— begin —

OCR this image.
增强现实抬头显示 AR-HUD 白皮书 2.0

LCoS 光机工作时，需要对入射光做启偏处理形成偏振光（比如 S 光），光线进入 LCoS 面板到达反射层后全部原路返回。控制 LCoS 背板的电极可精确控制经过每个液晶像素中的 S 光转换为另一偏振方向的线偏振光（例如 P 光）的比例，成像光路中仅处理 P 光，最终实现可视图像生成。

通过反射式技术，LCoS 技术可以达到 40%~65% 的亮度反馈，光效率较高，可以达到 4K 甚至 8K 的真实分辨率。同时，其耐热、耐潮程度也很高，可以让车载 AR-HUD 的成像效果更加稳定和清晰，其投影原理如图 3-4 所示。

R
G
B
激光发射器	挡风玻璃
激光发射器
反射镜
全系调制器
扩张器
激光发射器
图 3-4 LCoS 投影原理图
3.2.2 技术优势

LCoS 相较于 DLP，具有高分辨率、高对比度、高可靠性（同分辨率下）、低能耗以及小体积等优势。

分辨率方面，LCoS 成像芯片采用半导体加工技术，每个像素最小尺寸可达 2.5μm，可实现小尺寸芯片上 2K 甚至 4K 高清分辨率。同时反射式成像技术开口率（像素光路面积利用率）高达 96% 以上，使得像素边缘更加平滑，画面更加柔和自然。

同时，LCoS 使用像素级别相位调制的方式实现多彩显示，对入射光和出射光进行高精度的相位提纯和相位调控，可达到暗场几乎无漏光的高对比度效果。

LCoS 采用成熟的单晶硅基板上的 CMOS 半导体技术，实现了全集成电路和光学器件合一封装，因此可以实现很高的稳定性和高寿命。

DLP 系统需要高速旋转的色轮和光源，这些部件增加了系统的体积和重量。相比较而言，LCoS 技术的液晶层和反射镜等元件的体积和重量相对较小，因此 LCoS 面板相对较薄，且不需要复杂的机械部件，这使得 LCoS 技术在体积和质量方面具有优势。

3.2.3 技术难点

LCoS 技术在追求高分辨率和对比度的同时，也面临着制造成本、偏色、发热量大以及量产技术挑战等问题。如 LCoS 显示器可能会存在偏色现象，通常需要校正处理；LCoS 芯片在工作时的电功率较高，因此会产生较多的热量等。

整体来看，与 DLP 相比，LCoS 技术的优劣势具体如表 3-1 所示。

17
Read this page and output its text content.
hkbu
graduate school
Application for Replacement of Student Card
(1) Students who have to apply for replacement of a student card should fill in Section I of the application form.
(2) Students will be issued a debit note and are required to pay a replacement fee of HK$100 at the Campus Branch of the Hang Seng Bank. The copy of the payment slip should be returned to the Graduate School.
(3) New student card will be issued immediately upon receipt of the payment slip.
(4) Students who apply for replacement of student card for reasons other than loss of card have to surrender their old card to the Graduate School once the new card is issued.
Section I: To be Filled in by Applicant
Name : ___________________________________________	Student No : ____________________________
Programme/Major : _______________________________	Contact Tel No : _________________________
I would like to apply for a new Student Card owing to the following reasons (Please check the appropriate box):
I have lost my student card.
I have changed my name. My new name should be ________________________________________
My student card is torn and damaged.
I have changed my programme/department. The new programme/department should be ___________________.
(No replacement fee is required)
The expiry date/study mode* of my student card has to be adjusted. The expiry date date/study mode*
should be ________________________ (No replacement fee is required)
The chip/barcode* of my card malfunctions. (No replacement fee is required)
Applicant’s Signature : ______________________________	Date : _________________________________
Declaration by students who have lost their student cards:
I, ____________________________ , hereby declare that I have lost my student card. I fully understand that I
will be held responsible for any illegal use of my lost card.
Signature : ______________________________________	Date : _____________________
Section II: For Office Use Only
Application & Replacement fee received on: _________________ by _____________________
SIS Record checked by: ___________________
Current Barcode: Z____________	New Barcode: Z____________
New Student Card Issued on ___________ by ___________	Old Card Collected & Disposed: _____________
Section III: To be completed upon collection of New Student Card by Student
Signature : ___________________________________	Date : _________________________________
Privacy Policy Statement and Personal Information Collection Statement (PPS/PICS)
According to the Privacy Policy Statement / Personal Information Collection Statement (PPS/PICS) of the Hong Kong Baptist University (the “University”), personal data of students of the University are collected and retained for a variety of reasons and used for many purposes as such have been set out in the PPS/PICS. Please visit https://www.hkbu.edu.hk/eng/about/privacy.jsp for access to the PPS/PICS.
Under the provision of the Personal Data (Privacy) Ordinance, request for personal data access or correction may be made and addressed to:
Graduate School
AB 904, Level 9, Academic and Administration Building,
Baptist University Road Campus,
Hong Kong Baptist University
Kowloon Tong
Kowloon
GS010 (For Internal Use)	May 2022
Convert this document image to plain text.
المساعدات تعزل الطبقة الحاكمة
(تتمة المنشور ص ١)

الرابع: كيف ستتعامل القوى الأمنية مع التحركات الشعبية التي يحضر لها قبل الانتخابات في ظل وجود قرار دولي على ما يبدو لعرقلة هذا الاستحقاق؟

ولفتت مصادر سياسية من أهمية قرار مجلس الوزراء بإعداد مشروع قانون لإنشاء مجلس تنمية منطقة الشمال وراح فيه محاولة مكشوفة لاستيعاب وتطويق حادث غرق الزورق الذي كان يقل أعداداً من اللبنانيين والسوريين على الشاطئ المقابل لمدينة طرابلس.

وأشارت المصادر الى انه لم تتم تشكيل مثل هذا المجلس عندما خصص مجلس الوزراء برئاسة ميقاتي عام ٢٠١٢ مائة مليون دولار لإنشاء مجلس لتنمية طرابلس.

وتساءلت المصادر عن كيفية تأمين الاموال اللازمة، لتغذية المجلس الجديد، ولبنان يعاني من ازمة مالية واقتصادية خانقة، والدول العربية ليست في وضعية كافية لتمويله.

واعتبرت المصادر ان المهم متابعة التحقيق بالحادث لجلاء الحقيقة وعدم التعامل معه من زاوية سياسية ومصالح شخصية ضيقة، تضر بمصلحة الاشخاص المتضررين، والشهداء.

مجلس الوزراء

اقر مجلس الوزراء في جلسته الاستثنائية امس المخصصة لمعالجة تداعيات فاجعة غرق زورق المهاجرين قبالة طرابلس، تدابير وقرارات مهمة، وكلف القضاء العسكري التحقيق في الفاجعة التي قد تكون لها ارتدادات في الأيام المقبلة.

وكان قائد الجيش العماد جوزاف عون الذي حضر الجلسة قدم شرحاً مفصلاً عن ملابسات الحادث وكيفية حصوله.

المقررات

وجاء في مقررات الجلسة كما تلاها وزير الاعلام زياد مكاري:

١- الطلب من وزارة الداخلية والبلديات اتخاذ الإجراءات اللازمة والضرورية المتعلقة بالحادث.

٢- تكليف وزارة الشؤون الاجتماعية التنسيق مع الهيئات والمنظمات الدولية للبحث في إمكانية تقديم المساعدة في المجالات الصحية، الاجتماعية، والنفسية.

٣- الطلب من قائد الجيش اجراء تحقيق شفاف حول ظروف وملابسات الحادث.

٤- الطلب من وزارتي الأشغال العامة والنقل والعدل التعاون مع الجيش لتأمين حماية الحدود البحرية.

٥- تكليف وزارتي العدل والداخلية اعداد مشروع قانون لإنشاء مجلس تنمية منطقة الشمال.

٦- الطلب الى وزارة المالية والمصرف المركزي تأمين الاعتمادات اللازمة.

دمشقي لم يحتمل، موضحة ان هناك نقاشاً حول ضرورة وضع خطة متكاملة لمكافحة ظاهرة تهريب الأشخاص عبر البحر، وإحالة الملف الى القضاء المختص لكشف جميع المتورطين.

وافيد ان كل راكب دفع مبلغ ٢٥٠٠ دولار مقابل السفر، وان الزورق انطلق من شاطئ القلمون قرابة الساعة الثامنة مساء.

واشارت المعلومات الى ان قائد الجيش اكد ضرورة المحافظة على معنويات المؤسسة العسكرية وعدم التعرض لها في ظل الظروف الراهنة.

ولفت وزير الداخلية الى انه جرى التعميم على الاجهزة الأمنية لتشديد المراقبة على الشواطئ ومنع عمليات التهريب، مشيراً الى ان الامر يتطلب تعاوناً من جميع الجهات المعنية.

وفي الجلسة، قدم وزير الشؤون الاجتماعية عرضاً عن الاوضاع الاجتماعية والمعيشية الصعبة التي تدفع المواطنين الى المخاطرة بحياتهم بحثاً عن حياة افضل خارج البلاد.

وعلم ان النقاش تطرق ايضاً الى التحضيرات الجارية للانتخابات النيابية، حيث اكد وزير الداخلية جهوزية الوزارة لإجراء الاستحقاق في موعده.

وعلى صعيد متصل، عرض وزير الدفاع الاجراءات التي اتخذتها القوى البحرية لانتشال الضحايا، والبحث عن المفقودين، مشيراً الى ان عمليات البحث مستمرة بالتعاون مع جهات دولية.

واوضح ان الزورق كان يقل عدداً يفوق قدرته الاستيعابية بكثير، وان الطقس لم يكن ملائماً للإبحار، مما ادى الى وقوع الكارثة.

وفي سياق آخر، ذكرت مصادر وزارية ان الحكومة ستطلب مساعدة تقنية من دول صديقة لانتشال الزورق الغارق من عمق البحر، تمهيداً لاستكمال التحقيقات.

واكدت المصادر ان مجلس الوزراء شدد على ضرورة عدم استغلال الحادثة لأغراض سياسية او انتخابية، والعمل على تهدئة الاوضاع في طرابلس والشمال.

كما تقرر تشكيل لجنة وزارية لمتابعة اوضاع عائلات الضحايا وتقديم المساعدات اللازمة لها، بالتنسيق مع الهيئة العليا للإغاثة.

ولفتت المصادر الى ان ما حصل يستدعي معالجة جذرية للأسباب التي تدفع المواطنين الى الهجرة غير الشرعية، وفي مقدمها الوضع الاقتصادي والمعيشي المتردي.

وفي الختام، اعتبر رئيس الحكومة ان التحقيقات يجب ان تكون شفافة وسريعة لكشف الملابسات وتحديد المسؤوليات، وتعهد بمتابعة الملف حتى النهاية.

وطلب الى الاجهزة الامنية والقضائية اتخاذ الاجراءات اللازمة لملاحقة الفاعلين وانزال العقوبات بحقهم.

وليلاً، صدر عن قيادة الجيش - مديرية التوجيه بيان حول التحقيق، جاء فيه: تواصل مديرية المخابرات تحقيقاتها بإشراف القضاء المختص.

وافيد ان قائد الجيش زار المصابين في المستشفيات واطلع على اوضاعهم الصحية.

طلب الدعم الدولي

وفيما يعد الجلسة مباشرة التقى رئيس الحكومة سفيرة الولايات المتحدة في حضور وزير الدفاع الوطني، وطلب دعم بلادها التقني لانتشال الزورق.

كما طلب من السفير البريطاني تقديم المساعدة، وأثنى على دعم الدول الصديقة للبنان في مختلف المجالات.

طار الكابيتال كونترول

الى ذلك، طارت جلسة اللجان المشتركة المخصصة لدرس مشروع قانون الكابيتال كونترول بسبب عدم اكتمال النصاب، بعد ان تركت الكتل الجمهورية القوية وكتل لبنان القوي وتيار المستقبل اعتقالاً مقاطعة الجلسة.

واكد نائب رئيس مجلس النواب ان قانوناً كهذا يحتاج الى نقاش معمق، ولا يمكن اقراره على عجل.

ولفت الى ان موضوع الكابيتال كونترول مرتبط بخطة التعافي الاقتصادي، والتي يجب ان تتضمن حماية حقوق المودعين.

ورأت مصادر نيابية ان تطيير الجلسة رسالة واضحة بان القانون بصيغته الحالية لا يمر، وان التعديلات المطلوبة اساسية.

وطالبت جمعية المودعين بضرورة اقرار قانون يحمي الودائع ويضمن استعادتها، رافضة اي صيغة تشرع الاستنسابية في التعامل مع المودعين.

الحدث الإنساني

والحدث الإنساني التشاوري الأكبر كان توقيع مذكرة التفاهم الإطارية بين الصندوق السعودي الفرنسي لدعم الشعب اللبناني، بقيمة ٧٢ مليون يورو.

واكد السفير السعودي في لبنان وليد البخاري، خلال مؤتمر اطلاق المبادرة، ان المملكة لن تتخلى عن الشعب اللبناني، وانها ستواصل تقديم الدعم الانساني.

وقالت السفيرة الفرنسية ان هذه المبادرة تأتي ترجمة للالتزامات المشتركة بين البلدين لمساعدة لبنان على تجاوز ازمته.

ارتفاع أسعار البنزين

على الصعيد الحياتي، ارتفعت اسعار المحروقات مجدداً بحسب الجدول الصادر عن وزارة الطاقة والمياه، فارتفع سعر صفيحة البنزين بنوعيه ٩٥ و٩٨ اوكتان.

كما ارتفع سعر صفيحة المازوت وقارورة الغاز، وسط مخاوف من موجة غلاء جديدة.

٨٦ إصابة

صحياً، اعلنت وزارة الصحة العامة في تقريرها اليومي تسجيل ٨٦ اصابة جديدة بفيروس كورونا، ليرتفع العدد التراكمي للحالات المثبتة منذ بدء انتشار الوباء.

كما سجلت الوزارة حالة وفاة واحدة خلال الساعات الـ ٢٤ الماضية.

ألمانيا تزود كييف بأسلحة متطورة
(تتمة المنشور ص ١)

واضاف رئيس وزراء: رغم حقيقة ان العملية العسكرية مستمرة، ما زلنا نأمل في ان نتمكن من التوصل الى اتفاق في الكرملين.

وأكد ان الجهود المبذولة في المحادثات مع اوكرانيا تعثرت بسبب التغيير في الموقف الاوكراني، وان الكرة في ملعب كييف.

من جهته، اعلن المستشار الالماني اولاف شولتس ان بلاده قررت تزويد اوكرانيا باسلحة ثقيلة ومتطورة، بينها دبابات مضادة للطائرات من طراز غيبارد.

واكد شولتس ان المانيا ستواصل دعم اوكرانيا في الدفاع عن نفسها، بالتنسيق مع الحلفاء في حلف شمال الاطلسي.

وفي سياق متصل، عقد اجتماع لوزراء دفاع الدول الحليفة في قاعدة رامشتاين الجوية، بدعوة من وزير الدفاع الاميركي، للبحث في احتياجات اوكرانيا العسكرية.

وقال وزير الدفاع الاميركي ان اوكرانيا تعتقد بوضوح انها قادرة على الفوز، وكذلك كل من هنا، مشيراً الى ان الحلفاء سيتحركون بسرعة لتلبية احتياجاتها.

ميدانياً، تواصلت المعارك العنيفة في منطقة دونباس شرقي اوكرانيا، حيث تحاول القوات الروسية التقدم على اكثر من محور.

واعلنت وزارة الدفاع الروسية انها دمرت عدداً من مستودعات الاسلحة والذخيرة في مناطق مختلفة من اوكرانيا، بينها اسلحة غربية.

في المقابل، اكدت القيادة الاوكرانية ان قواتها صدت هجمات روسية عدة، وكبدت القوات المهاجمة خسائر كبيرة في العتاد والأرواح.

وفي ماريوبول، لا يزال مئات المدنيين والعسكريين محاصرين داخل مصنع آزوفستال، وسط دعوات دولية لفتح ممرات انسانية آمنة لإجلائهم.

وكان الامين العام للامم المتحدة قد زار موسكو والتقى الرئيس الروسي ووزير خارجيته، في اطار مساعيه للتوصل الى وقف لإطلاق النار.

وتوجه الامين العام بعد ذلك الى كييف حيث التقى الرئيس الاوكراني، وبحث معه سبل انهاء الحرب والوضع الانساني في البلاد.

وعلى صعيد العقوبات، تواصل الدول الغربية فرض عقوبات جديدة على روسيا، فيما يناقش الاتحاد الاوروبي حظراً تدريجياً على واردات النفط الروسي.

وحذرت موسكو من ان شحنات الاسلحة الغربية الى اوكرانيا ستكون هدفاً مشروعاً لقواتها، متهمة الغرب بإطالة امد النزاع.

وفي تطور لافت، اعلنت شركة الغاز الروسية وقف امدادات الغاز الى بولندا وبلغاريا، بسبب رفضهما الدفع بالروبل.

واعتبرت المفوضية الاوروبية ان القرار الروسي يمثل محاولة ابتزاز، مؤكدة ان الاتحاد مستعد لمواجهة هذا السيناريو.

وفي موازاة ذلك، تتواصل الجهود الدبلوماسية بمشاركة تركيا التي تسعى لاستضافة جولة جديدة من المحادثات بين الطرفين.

— end —

OBJECTIVE.
Copy out all lines above that include the string "العسكرية".

RESPONSE TO THE TASK.
واشارت المعلومات الى ان قائد الجيش اكد ضرورة المحافظة على معنويات المؤسسة العسكرية وعدم التعرض لها في ظل الظروف الراهنة.
واضاف رئيس وزراء: رغم حقيقة ان العملية العسكرية مستمرة، ما زلنا نأمل في ان نتمكن من التوصل الى اتفاق في الكرملين.
وفي سياق متصل، عقد اجتماع لوزراء دفاع الدول الحليفة في قاعدة رامشتاين الجوية، بدعوة من وزير الدفاع الاميركي، للبحث في احتياجات اوكرانيا العسكرية.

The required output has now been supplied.